— Exercise instructions —
Turn every line of the listings into a Markdown table with the columns "Row" and "Line", where "Row" holds a running row number and "Line" holds the text of that line. Leave out blank lines.

[Listings of boxed layout items]

--

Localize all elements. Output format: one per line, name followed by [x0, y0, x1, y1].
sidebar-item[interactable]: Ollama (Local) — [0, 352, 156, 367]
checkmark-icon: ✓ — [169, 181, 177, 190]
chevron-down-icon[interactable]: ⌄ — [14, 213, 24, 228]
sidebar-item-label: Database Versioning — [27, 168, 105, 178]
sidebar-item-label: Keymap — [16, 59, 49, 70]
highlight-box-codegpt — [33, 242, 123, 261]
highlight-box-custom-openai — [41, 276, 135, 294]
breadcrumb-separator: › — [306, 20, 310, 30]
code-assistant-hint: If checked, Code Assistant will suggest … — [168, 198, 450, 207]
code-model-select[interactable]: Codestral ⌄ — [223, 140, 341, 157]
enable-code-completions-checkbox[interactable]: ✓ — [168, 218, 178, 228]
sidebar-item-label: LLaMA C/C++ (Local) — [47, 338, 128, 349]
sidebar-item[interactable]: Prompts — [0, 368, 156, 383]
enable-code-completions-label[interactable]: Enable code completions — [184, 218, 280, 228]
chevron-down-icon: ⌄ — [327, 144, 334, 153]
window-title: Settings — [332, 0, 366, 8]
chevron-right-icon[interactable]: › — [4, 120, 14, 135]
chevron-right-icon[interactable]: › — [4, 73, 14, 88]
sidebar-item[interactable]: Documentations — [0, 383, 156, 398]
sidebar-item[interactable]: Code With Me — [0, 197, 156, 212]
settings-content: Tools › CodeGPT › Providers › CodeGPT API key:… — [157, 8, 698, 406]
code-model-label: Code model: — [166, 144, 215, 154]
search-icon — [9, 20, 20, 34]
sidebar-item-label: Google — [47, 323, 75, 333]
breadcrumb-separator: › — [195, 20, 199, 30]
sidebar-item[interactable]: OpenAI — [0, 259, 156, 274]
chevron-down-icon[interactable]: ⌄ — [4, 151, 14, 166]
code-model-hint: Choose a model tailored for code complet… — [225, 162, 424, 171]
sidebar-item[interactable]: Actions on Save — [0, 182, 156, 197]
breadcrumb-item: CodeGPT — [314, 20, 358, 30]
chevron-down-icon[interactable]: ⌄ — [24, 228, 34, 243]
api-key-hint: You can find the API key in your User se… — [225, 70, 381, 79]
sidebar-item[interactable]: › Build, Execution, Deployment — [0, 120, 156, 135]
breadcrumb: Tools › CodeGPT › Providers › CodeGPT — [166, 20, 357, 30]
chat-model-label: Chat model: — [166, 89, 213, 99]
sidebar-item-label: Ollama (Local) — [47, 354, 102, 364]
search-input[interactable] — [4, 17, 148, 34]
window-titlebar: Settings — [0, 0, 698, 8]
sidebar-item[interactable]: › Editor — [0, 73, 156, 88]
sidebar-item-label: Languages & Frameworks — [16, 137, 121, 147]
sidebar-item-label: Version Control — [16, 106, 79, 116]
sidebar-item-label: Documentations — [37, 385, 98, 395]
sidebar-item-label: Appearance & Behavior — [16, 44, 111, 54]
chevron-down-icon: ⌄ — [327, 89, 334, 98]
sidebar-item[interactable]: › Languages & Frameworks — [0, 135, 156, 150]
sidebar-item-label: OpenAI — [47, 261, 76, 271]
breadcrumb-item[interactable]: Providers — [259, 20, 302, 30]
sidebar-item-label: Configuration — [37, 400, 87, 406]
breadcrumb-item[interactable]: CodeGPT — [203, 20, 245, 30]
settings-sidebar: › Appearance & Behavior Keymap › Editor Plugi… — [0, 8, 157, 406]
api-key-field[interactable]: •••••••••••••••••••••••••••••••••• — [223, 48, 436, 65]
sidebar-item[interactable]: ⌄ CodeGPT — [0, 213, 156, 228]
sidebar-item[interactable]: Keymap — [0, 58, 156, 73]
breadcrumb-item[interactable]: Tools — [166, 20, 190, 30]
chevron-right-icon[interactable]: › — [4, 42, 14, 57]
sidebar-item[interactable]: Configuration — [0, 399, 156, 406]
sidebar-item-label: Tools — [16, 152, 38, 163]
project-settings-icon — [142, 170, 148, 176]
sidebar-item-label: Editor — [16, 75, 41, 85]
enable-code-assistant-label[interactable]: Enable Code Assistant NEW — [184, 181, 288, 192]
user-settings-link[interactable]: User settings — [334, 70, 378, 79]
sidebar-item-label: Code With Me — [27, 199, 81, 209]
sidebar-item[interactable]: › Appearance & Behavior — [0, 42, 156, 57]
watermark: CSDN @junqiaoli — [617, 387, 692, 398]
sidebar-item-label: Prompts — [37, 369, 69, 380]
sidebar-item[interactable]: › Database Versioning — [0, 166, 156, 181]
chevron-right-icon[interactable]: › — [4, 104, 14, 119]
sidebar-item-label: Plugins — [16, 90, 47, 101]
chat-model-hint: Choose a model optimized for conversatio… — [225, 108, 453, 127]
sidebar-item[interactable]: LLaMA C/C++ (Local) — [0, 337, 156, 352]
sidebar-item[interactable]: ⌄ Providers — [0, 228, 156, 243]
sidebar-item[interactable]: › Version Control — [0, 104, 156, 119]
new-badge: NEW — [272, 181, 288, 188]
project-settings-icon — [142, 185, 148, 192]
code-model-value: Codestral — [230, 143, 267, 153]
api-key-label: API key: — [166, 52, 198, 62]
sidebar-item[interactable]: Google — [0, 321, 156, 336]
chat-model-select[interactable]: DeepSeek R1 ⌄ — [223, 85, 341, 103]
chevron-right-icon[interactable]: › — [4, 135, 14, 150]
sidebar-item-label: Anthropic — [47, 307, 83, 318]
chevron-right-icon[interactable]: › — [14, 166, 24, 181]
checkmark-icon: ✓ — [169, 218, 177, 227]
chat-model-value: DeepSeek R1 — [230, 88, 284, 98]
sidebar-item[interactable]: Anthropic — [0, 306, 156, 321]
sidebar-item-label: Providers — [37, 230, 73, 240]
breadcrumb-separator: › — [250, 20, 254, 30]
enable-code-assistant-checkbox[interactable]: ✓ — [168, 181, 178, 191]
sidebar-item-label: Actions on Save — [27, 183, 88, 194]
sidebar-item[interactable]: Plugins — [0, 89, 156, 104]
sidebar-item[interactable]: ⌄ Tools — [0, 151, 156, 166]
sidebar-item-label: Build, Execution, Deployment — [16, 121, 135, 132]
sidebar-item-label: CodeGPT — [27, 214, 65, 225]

--

— Response for this exercise —
| Row | Line |
|---|---|
| 1 | Localize all elements. Output format: one per line, name followed by [x0, y0, x1, y1]. |
| 2 | sidebar-item[interactable]: Ollama (Local) — [0, 352, 156, 367] |
| 3 | checkmark-icon: ✓ — [169, 181, 177, 190] |
| 4 | chevron-down-icon[interactable]: ⌄ — [14, 213, 24, 228] |
| 5 | sidebar-item-label: Database Versioning — [27, 168, 105, 178] |
| 6 | sidebar-item-label: Keymap — [16, 59, 49, 70] |
| 7 | highlight-box-codegpt — [33, 242, 123, 261] |
| 8 | highlight-box-custom-openai — [41, 276, 135, 294] |
| 9 | breadcrumb-separator: › — [306, 20, 310, 30] |
| 10 | code-assistant-hint: If checked, Code Assistant will suggest … — [168, 198, 450, 207] |
| 11 | code-model-select[interactable]: Codestral ⌄ — [223, 140, 341, 157] |
| 12 | enable-code-completions-checkbox[interactable]: ✓ — [168, 218, 178, 228] |
| 13 | sidebar-item-label: LLaMA C/C++ (Local) — [47, 338, 128, 349] |
| 14 | sidebar-item[interactable]: Prompts — [0, 368, 156, 383] |
| 15 | enable-code-completions-label[interactable]: Enable code completions — [184, 218, 280, 228] |
| 16 | chevron-down-icon: ⌄ — [327, 144, 334, 153] |
| 17 | window-title: Settings — [332, 0, 366, 8] |
| 18 | chevron-right-icon[interactable]: › — [4, 120, 14, 135] |
| 19 | chevron-right-icon[interactable]: › — [4, 73, 14, 88] |
| 20 | sidebar-item[interactable]: Documentations — [0, 383, 156, 398] |
| 21 | sidebar-item[interactable]: Code With Me — [0, 197, 156, 212] |
| 22 | settings-content: Tools › CodeGPT › Providers › CodeGPT API key:… — [157, 8, 698, 406] |
| 23 | code-model-label: Code model: — [166, 144, 215, 154] |
| 24 | search-icon — [9, 20, 20, 34] |
| 25 | sidebar-item-label: Google — [47, 323, 75, 333] |
| 26 | breadcrumb-separator: › — [195, 20, 199, 30] |
| 27 | sidebar-item[interactable]: OpenAI — [0, 259, 156, 274] |
| 28 | chevron-down-icon[interactable]: ⌄ — [4, 151, 14, 166] |
| 29 | code-model-hint: Choose a model tailored for code complet… — [225, 162, 424, 171] |
| 30 | sidebar-item[interactable]: Actions on Save — [0, 182, 156, 197] |
| 31 | breadcrumb-item: CodeGPT — [314, 20, 358, 30] |
| 32 | chevron-down-icon[interactable]: ⌄ — [24, 228, 34, 243] |
| 33 | api-key-hint: You can find the API key in your User se… — [225, 70, 381, 79] |
| 34 | sidebar-item[interactable]: › Build, Execution, Deployment — [0, 120, 156, 135] |
| 35 | breadcrumb: Tools › CodeGPT › Providers › CodeGPT — [166, 20, 357, 30] |
| 36 | chat-model-label: Chat model: — [166, 89, 213, 99] |
| 37 | sidebar-item-label: Ollama (Local) — [47, 354, 102, 364] |
| 38 | search-input[interactable] — [4, 17, 148, 34] |
| 39 | window-titlebar: Settings — [0, 0, 698, 8] |
| 40 | sidebar-item[interactable]: › Editor — [0, 73, 156, 88] |
| 41 | sidebar-item-label: Languages & Frameworks — [16, 137, 121, 147] |
| 42 | sidebar-item-label: Version Control — [16, 106, 79, 116] |
| 43 | sidebar-item-label: Documentations — [37, 385, 98, 395] |
| 44 | sidebar-item-label: Appearance & Behavior — [16, 44, 111, 54] |
| 45 | chevron-down-icon: ⌄ — [327, 89, 334, 98] |
| 46 | sidebar-item[interactable]: › Languages & Frameworks — [0, 135, 156, 150] |
| 47 | sidebar-item-label: OpenAI — [47, 261, 76, 271] |
| 48 | breadcrumb-item[interactable]: Providers — [259, 20, 302, 30] |
| 49 | sidebar-item-label: Configuration — [37, 400, 87, 406] |
| 50 | breadcrumb-item[interactable]: CodeGPT — [203, 20, 245, 30] |
| 51 | settings-sidebar: › Appearance & Behavior Keymap › Editor Plugi… — [0, 8, 157, 406] |
| 52 | api-key-field[interactable]: •••••••••••••••••••••••••••••••••• — [223, 48, 436, 65] |
| 53 | sidebar-item[interactable]: ⌄ CodeGPT — [0, 213, 156, 228] |
| 54 | sidebar-item[interactable]: Keymap — [0, 58, 156, 73] |
| 55 | breadcrumb-item[interactable]: Tools — [166, 20, 190, 30] |
| 56 | chevron-right-icon[interactable]: › — [4, 42, 14, 57] |
| 57 | sidebar-item[interactable]: Configuration — [0, 399, 156, 406] |
| 58 | sidebar-item-label: Tools — [16, 152, 38, 163] |
| 59 | project-settings-icon — [142, 170, 148, 176] |
| 60 | sidebar-item-label: Editor — [16, 75, 41, 85] |
| 61 | enable-code-assistant-label[interactable]: Enable Code Assistant NEW — [184, 181, 288, 192] |
| 62 | user-settings-link[interactable]: User settings — [334, 70, 378, 79] |
| 63 | sidebar-item-label: Code With Me — [27, 199, 81, 209] |
| 64 | sidebar-item[interactable]: › Appearance & Behavior — [0, 42, 156, 57] |
| 65 | watermark: CSDN @junqiaoli — [617, 387, 692, 398] |
| 66 | sidebar-item-label: Prompts — [37, 369, 69, 380] |
| 67 | sidebar-item[interactable]: › Database Versioning — [0, 166, 156, 181] |
| 68 | chevron-right-icon[interactable]: › — [4, 104, 14, 119] |
| 69 | sidebar-item-label: Plugins — [16, 90, 47, 101] |
| 70 | chat-model-hint: Choose a model optimized for conversatio… — [225, 108, 453, 127] |
| 71 | sidebar-item[interactable]: LLaMA C/C++ (Local) — [0, 337, 156, 352] |
| 72 | sidebar-item[interactable]: ⌄ Providers — [0, 228, 156, 243] |
| 73 | sidebar-item[interactable]: › Version Control — [0, 104, 156, 119] |
| 74 | new-badge: NEW — [272, 181, 288, 188] |
| 75 | project-settings-icon — [142, 185, 148, 192] |
| 76 | code-model-value: Codestral — [230, 143, 267, 153] |
| 77 | api-key-label: API key: — [166, 52, 198, 62] |
| 78 | sidebar-item[interactable]: Google — [0, 321, 156, 336] |
| 79 | chat-model-select[interactable]: DeepSeek R1 ⌄ — [223, 85, 341, 103] |
| 80 | chevron-right-icon[interactable]: › — [4, 135, 14, 150] |
| 81 | sidebar-item-label: Anthropic — [47, 307, 83, 318] |
| 82 | chevron-right-icon[interactable]: › — [14, 166, 24, 181] |
| 83 | checkmark-icon: ✓ — [169, 218, 177, 227] |
| 84 | chat-model-value: DeepSeek R1 — [230, 88, 284, 98] |
| 85 | sidebar-item[interactable]: Anthropic — [0, 306, 156, 321] |
| 86 | sidebar-item-label: Providers — [37, 230, 73, 240] |
| 87 | breadcrumb-separator: › — [250, 20, 254, 30] |
| 88 | enable-code-assistant-checkbox[interactable]: ✓ — [168, 181, 178, 191] |
| 89 | sidebar-item-label: Actions on Save — [27, 183, 88, 194] |
| 90 | sidebar-item[interactable]: Plugins — [0, 89, 156, 104] |
| 91 | sidebar-item[interactable]: ⌄ Tools — [0, 151, 156, 166] |
| 92 | sidebar-item-label: Build, Execution, Deployment — [16, 121, 135, 132] |
| 93 | sidebar-item-label: CodeGPT — [27, 214, 65, 225] |